Work to be completed:
Collect every line of the listing that contains the word "rain".

The records:
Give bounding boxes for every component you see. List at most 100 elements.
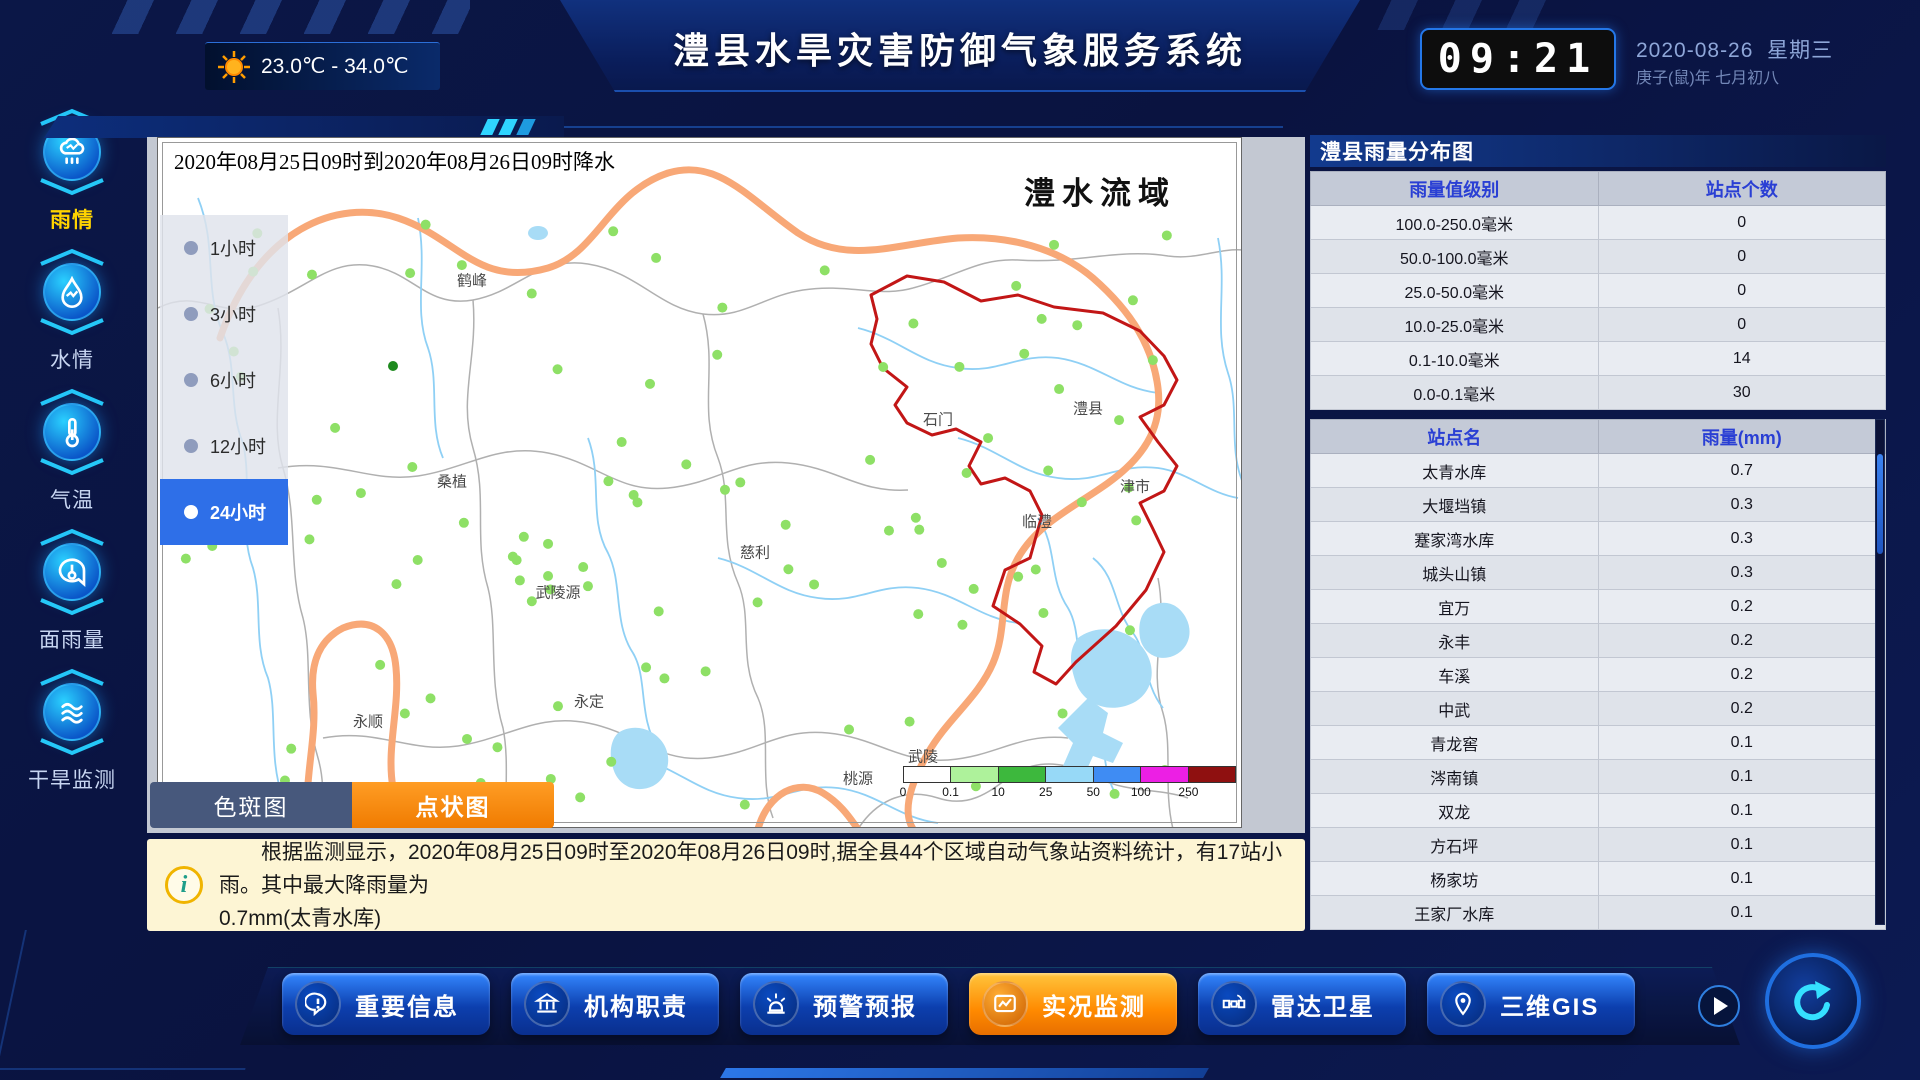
station-row: 中武0.2	[1311, 692, 1886, 726]
nav-button-实况监测[interactable]: 实况监测	[969, 973, 1177, 1035]
deco-slash-icon	[516, 119, 535, 135]
header-deco-stripes	[90, 0, 470, 34]
cell: 涔南镇	[1311, 760, 1599, 794]
sidebar-item-干旱监测[interactable]: 干旱监测	[8, 668, 136, 808]
time-option-24小时[interactable]: 24小时	[160, 479, 288, 545]
clock-time: 09:21	[1438, 36, 1598, 82]
column-header: 站点名	[1311, 420, 1599, 454]
time-option-6小时[interactable]: 6小时	[160, 347, 288, 413]
rain-level-table: 雨量值级别站点个数100.0-250.0毫米050.0-100.0毫米025.0…	[1310, 171, 1886, 410]
cell: 0.7	[1598, 454, 1886, 488]
nav-button-三维GIS[interactable]: 三维GIS	[1427, 973, 1635, 1035]
cell: 青龙窖	[1311, 726, 1599, 760]
station-row: 双龙0.1	[1311, 794, 1886, 828]
cell: 王家厂水库	[1311, 896, 1599, 930]
scrollbar-thumb[interactable]	[1877, 454, 1883, 554]
legend-color-swatch	[1046, 767, 1093, 782]
bottom-accent-bar	[720, 1068, 1209, 1078]
map-title: 2020年08月25日09时到2020年08月26日09时降水	[174, 146, 615, 176]
nav-button-机构职责[interactable]: 机构职责	[511, 973, 719, 1035]
sidebar-item-label: 水情	[50, 344, 94, 374]
place-label-桃源: 桃源	[843, 768, 873, 789]
cell: 0.3	[1598, 556, 1886, 590]
cell: 14	[1598, 342, 1886, 376]
station-row: 太青水库0.7	[1311, 454, 1886, 488]
view-button-色斑图[interactable]: 色斑图	[150, 782, 352, 828]
nav-button-label: 雷达卫星	[1271, 987, 1375, 1022]
time-option-label: 3小时	[210, 301, 256, 327]
cell: 蹇家湾水库	[1311, 522, 1599, 556]
deco-slash-icon	[498, 119, 517, 135]
legend-color-swatch	[1094, 767, 1141, 782]
alert-icon	[763, 991, 789, 1017]
time-option-12小时[interactable]: 12小时	[160, 413, 288, 479]
cell: 10.0-25.0毫米	[1311, 308, 1599, 342]
sidebar-nav: 雨情水情气温面雨量干旱监测	[8, 108, 136, 808]
chevron-down-icon	[33, 458, 111, 476]
chevron-down-icon	[33, 318, 111, 336]
cell: 永丰	[1311, 624, 1599, 658]
place-label-临澧: 临澧	[1022, 511, 1052, 532]
precip-map[interactable]: 2020年08月25日09时到2020年08月26日09时降水 澧水流域 鹤峰石…	[157, 137, 1242, 828]
cell: 0.1	[1598, 862, 1886, 896]
cell: 0.2	[1598, 590, 1886, 624]
cell: 0.0-0.1毫米	[1311, 376, 1599, 410]
radio-icon	[184, 307, 198, 321]
info-icon: i	[165, 866, 203, 904]
precip-legend: 00.1102550100250	[903, 766, 1236, 799]
place-label-鹤峰: 鹤峰	[457, 270, 487, 291]
time-range-selector: 1小时 3小时 6小时 12小时 24小时	[160, 215, 288, 545]
rain-panel-title: 澧县雨量分布图	[1310, 135, 1886, 167]
time-option-1小时[interactable]: 1小时	[160, 215, 288, 281]
lunar-date: 庚子(鼠)年 七月初八	[1636, 64, 1886, 88]
cell: 0	[1598, 206, 1886, 240]
station-row: 杨家坊0.1	[1311, 862, 1886, 896]
rain-level-row: 0.0-0.1毫米30	[1311, 376, 1886, 410]
time-option-label: 6小时	[210, 367, 256, 393]
table-scrollbar[interactable]	[1875, 419, 1885, 925]
nav-button-预警预报[interactable]: 预警预报	[740, 973, 948, 1035]
map-panel-deco-bar	[44, 116, 564, 138]
radio-icon	[184, 505, 198, 519]
view-button-点状图[interactable]: 点状图	[352, 782, 554, 828]
station-row: 青龙窖0.1	[1311, 726, 1886, 760]
institution-icon	[524, 981, 570, 1027]
cell: 100.0-250.0毫米	[1311, 206, 1599, 240]
nav-button-重要信息[interactable]: 重要信息	[282, 973, 490, 1035]
sidebar-item-水情[interactable]: 水情	[8, 248, 136, 388]
back-button[interactable]	[1765, 953, 1861, 1049]
cell: 方石坪	[1311, 828, 1599, 862]
divider-line	[563, 126, 1283, 128]
place-label-武陵: 武陵	[908, 746, 938, 767]
radio-icon	[184, 241, 198, 255]
cell: 0.3	[1598, 522, 1886, 556]
circuit-deco	[0, 930, 275, 1070]
cell: 0.1	[1598, 828, 1886, 862]
cell: 0.2	[1598, 692, 1886, 726]
sidebar-item-面雨量[interactable]: 面雨量	[8, 528, 136, 668]
station-row: 城头山镇0.3	[1311, 556, 1886, 590]
nav-button-雷达卫星[interactable]: 雷达卫星	[1198, 973, 1406, 1035]
nav-button-label: 机构职责	[584, 987, 688, 1022]
time-option-3小时[interactable]: 3小时	[160, 281, 288, 347]
alert-icon	[753, 981, 799, 1027]
area-rain-icon	[56, 556, 88, 588]
station-row: 王家厂水库0.1	[1311, 896, 1886, 930]
place-label-津市: 津市	[1120, 476, 1150, 497]
nav-play-button[interactable]	[1698, 985, 1740, 1027]
play-icon	[1714, 997, 1728, 1015]
monitor-chart-icon	[992, 991, 1018, 1017]
time-option-label: 24小时	[210, 499, 266, 525]
sidebar-item-气温[interactable]: 气温	[8, 388, 136, 528]
cell: 0.1	[1598, 896, 1886, 930]
station-row: 涔南镇0.1	[1311, 760, 1886, 794]
sidebar-item-label: 气温	[50, 484, 94, 514]
cell: 太青水库	[1311, 454, 1599, 488]
monitor-chart-icon	[982, 981, 1028, 1027]
radio-icon	[184, 373, 198, 387]
cell: 0.1	[1598, 726, 1886, 760]
page-title: 澧县水旱灾害防御气象服务系统	[560, 22, 1360, 74]
cell: 宜万	[1311, 590, 1599, 624]
cell: 0.2	[1598, 658, 1886, 692]
legend-color-swatch	[999, 767, 1046, 782]
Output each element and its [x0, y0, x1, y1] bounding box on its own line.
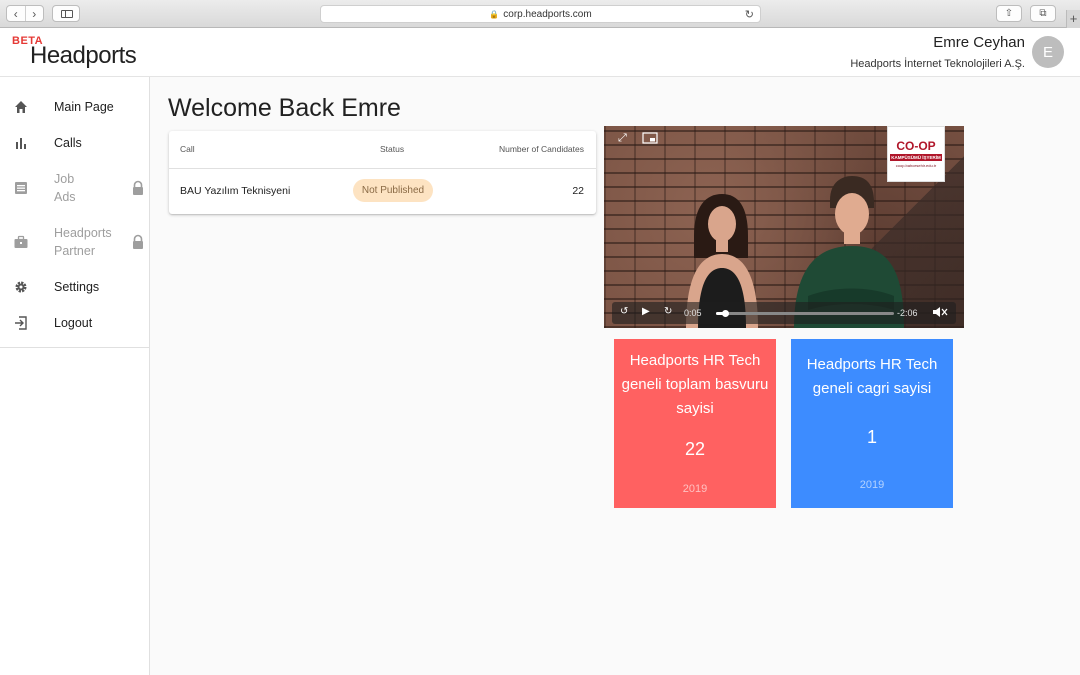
- new-tab-icon[interactable]: +: [1066, 10, 1080, 28]
- lock-icon: [131, 180, 145, 196]
- video-controls: ↺ ▶ ↻ 0:05 -2:06: [612, 302, 956, 324]
- column-header-candidates[interactable]: Number of Candidates: [499, 144, 584, 154]
- sidebar-menu: Main Page Calls Job Ads Headports Partne…: [0, 89, 149, 348]
- address-bar[interactable]: 🔒 corp.headports.com ↻: [320, 5, 761, 23]
- remaining-time: -2:06: [897, 308, 918, 318]
- video-player[interactable]: CO-OP KAMPÜSÜMÜ İŞYERİM coop.bahcesehir.…: [604, 126, 964, 328]
- stat-year: 2019: [859, 479, 885, 491]
- stat-value: 1: [866, 427, 877, 447]
- sidebar-item-headports-partner[interactable]: Headports Partner: [0, 215, 149, 269]
- headports-logo[interactable]: BETA Headports: [10, 34, 150, 74]
- sidebar-item-label: Main Page: [54, 100, 114, 114]
- app-header: BETA Headports Emre Ceyhan Headports İnt…: [0, 28, 1080, 77]
- sidebar-item-label: Headports Partner: [54, 226, 112, 258]
- history-nav: ‹ ›: [6, 5, 44, 22]
- coop-url: coop.bahcesehir.edu.tr: [895, 163, 937, 168]
- coop-badge: CO-OP KAMPÜSÜMÜ İŞYERİM coop.bahcesehir.…: [887, 126, 945, 182]
- user-name: Emre Ceyhan: [933, 34, 1025, 51]
- calls-table: Call Status Number of Candidates BAU Yaz…: [169, 131, 596, 214]
- briefcase-icon: [13, 234, 29, 250]
- url-text: corp.headports.com: [503, 8, 592, 20]
- sidebar-toggle-icon[interactable]: [52, 5, 80, 22]
- play-icon[interactable]: ▶: [642, 306, 650, 317]
- coop-subtitle: KAMPÜSÜMÜ İŞYERİM: [890, 154, 942, 161]
- video-progress-handle[interactable]: [721, 310, 729, 317]
- mute-icon[interactable]: [932, 306, 948, 321]
- sidebar-item-job-ads[interactable]: Job Ads: [0, 161, 149, 215]
- sidebar-item-label: Logout: [54, 316, 93, 330]
- rewind-15-icon[interactable]: ↺: [620, 306, 628, 317]
- gear-icon: [13, 279, 29, 295]
- divider: [169, 168, 596, 169]
- stat-card-total-applications[interactable]: Headports HR Tech geneli toplam basvuru …: [614, 339, 776, 508]
- lock-icon: 🔒: [489, 9, 500, 19]
- bar-chart-icon: [13, 135, 29, 151]
- video-progress-bar[interactable]: [716, 310, 894, 317]
- share-icon[interactable]: ⇧: [996, 5, 1022, 22]
- page-title: Welcome Back Emre: [168, 94, 401, 122]
- stat-card-total-calls[interactable]: Headports HR Tech geneli cagri sayisi 1 …: [791, 339, 953, 508]
- stat-value: 22: [684, 439, 706, 459]
- picture-in-picture-icon[interactable]: [642, 132, 660, 146]
- stat-title: Headports HR Tech geneli toplam basvuru …: [621, 352, 769, 417]
- lock-icon: [131, 234, 145, 250]
- fullscreen-icon[interactable]: ⤢: [618, 132, 636, 146]
- back-icon[interactable]: ‹: [7, 6, 26, 21]
- candidate-count: 22: [572, 185, 584, 197]
- sidebar-item-label: Calls: [54, 136, 82, 150]
- tabs-overview-icon[interactable]: ⧉: [1030, 5, 1056, 22]
- sidebar: Main Page Calls Job Ads Headports Partne…: [0, 77, 150, 675]
- column-header-call[interactable]: Call: [180, 144, 195, 154]
- avatar[interactable]: E: [1032, 36, 1064, 68]
- status-badge: Not Published: [353, 179, 433, 202]
- stat-title: Headports HR Tech geneli cagri sayisi: [806, 356, 938, 397]
- call-name[interactable]: BAU Yazılım Teknisyeni: [180, 185, 290, 197]
- forward-icon[interactable]: ›: [26, 6, 44, 21]
- sidebar-item-settings[interactable]: Settings: [0, 269, 149, 305]
- sidebar-item-calls[interactable]: Calls: [0, 125, 149, 161]
- reload-icon[interactable]: ↻: [745, 8, 754, 21]
- elapsed-time: 0:05: [684, 308, 702, 318]
- stat-year: 2019: [682, 483, 708, 495]
- sidebar-item-label: Job Ads: [54, 172, 76, 204]
- home-icon: [13, 99, 29, 115]
- column-header-status[interactable]: Status: [380, 144, 404, 154]
- logout-icon: [13, 315, 29, 331]
- logo-text: Headports: [30, 42, 137, 69]
- forward-15-icon[interactable]: ↻: [664, 306, 672, 317]
- sidebar-item-main-page[interactable]: Main Page: [0, 89, 149, 125]
- sidebar-item-logout[interactable]: Logout: [0, 305, 149, 341]
- coop-title: CO-OP: [896, 139, 936, 153]
- sidebar-item-label: Settings: [54, 280, 100, 294]
- user-company: Headports İnternet Teknolojileri A.Ş.: [850, 58, 1025, 70]
- browser-toolbar: ‹ › 🔒 corp.headports.com ↻ ⇧ ⧉ +: [0, 0, 1080, 28]
- list-icon: [13, 180, 29, 196]
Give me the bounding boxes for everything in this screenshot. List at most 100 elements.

Reply:
rain-level-table: 雨量值级别站点个数100.0-250.0毫米050.0-100.0毫米025.0…	[1310, 171, 1886, 410]
rain-panel-title: 澧县雨量分布图	[1310, 135, 1886, 167]
rain-level-row: 0.0-0.1毫米30	[1311, 376, 1886, 410]
area-rain-icon	[56, 556, 88, 588]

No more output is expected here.